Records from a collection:
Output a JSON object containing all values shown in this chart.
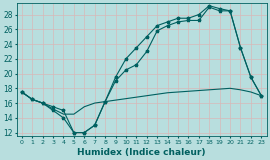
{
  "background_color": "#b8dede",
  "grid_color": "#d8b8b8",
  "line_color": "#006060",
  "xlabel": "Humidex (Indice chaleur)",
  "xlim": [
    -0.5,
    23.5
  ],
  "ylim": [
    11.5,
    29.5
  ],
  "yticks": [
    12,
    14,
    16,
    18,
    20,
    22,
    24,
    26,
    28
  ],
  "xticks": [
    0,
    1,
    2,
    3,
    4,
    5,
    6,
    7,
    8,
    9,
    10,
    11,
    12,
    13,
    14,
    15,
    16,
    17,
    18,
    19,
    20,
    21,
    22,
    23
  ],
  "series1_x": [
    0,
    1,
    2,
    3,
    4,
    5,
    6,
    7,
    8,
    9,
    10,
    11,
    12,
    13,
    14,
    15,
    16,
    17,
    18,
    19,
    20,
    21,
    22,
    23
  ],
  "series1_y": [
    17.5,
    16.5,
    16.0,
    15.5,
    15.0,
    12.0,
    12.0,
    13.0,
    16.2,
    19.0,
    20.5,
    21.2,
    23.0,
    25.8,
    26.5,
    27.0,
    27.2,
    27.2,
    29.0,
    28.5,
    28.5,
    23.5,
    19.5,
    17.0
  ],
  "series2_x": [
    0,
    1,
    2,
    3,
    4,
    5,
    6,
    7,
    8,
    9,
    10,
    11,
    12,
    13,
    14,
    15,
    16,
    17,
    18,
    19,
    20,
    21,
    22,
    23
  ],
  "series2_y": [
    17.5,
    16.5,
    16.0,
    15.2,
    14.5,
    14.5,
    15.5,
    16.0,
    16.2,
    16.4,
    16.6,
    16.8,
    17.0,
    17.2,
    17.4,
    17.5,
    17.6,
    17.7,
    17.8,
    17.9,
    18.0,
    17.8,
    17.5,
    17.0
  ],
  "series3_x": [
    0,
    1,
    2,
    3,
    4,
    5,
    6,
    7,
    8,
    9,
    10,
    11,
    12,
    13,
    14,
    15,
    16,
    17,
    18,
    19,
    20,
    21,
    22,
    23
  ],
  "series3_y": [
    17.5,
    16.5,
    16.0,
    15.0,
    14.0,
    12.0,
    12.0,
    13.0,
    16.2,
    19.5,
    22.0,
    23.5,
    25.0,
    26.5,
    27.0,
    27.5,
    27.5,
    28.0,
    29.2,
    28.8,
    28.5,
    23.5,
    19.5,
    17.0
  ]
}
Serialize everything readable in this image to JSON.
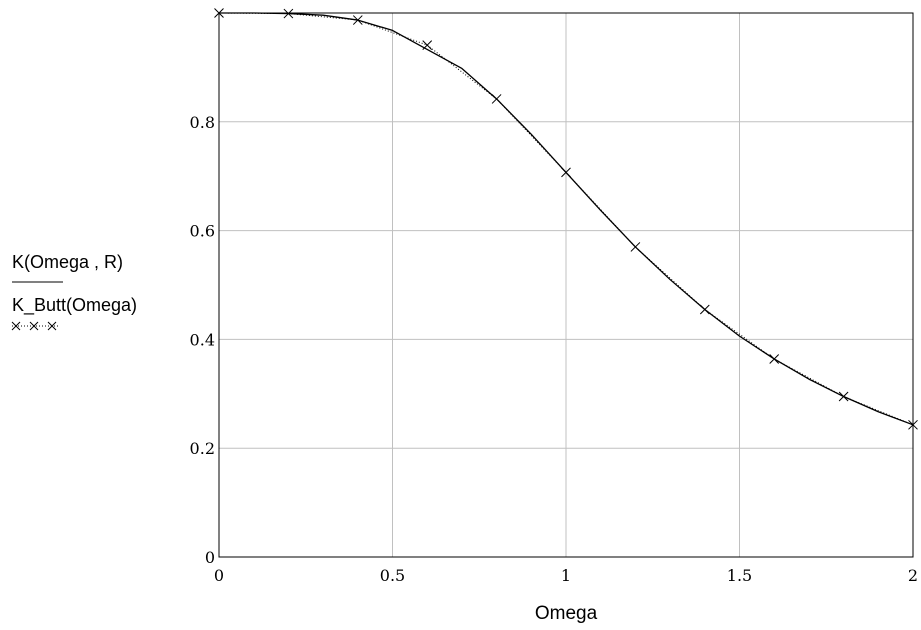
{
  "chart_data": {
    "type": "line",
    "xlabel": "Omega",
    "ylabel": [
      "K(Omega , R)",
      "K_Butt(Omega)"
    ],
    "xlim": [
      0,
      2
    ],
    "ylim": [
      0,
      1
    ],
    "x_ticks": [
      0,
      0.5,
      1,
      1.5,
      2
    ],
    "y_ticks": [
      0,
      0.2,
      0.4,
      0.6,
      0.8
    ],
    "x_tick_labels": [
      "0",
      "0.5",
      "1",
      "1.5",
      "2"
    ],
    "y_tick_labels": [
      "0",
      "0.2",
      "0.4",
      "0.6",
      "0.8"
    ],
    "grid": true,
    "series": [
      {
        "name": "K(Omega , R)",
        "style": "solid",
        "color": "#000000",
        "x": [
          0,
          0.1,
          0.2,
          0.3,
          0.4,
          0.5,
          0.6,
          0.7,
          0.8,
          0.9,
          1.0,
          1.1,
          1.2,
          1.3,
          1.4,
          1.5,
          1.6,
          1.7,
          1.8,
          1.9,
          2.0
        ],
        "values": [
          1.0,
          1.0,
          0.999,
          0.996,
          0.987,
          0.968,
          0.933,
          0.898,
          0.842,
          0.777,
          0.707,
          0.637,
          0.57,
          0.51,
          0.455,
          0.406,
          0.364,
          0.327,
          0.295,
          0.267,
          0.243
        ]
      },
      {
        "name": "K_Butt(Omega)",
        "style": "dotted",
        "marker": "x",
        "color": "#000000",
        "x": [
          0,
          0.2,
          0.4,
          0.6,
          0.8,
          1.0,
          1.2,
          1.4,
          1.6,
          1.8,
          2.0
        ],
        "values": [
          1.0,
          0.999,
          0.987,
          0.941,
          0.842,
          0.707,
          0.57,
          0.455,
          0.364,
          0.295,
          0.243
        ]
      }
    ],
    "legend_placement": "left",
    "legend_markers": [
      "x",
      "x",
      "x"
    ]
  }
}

* * *

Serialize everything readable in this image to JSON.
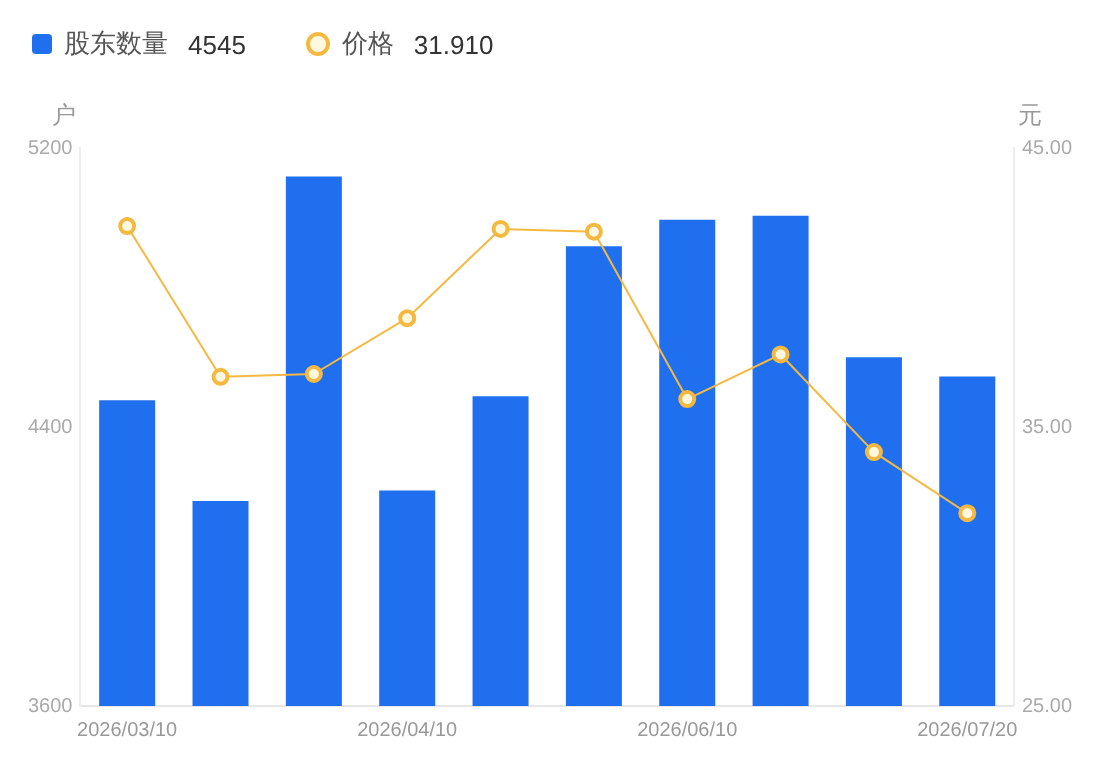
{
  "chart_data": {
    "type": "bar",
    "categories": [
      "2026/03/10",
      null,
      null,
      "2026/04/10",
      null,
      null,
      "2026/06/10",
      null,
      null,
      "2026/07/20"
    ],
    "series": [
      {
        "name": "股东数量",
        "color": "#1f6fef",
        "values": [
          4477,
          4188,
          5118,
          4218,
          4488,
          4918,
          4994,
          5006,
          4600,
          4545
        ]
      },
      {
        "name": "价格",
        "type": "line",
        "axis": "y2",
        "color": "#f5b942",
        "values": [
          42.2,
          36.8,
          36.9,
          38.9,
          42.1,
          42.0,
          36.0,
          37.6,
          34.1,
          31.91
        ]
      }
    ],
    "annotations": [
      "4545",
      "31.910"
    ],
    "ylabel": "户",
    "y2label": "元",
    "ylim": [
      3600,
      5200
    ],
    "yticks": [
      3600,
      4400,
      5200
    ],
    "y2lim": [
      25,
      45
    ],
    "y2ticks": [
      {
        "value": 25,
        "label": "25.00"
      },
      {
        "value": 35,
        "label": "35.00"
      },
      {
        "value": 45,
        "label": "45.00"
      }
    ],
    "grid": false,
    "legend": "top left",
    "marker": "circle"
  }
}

• _Your goal_
Take each line containing the string "name" and copy it out.

• _Exercise response_
        "name": "K(Omega , R)",
        "name": "K_Butt(Omega)",
        "name": "股东数量",
        "name": "价格",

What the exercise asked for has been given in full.